* Task brief: Pull every "this" line out of the data below.

* Available records:
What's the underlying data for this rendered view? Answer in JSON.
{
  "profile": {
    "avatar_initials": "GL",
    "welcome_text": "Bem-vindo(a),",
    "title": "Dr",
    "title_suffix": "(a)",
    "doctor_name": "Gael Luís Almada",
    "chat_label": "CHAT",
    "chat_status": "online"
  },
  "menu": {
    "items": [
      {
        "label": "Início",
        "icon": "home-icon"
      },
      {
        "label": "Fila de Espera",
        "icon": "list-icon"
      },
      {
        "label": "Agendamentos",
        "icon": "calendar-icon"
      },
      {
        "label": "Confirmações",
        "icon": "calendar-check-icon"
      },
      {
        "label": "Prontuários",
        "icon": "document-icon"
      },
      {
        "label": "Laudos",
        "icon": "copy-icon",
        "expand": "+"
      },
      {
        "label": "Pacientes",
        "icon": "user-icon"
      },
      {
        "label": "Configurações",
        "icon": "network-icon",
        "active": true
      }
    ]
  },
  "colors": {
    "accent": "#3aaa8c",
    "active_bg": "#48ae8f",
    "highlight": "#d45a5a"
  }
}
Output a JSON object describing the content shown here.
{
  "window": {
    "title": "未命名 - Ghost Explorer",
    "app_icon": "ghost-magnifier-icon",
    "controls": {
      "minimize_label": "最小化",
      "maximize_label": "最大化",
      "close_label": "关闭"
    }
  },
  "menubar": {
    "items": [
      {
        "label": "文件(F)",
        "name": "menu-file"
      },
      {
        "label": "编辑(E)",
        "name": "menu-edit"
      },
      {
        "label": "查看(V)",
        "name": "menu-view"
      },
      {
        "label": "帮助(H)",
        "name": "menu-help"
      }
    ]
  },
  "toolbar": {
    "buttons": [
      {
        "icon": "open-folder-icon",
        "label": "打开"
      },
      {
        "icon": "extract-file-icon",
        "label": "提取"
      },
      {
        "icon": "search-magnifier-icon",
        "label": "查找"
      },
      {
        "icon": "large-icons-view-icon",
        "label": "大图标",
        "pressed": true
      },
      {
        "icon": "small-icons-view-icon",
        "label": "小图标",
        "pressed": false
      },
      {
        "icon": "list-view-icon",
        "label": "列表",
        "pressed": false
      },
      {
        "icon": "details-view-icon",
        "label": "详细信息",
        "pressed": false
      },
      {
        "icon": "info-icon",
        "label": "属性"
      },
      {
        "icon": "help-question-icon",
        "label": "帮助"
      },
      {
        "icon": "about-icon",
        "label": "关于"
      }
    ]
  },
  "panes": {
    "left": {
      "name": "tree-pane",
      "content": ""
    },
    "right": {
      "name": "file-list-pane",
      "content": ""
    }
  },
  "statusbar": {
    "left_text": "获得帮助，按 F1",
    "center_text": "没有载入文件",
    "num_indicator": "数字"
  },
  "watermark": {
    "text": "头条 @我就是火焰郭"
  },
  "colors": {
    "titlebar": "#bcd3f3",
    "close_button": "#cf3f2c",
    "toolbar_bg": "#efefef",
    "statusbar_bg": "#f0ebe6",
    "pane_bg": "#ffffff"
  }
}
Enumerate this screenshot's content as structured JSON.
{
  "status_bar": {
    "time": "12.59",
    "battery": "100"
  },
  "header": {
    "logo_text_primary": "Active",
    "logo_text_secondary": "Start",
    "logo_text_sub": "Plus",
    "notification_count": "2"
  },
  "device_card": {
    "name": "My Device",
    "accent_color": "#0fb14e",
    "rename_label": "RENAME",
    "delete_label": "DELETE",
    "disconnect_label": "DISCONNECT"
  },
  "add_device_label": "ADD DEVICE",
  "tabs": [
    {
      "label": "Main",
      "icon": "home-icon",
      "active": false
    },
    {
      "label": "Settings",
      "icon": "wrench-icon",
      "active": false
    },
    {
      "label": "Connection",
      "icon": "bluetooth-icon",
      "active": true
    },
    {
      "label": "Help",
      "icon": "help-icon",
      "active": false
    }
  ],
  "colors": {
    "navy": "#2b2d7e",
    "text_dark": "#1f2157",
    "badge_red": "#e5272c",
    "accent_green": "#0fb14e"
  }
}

* Task response:
What's the underlying data for this rendered view? Answer in JSON.
Enumerate this screenshot's content as structured JSON.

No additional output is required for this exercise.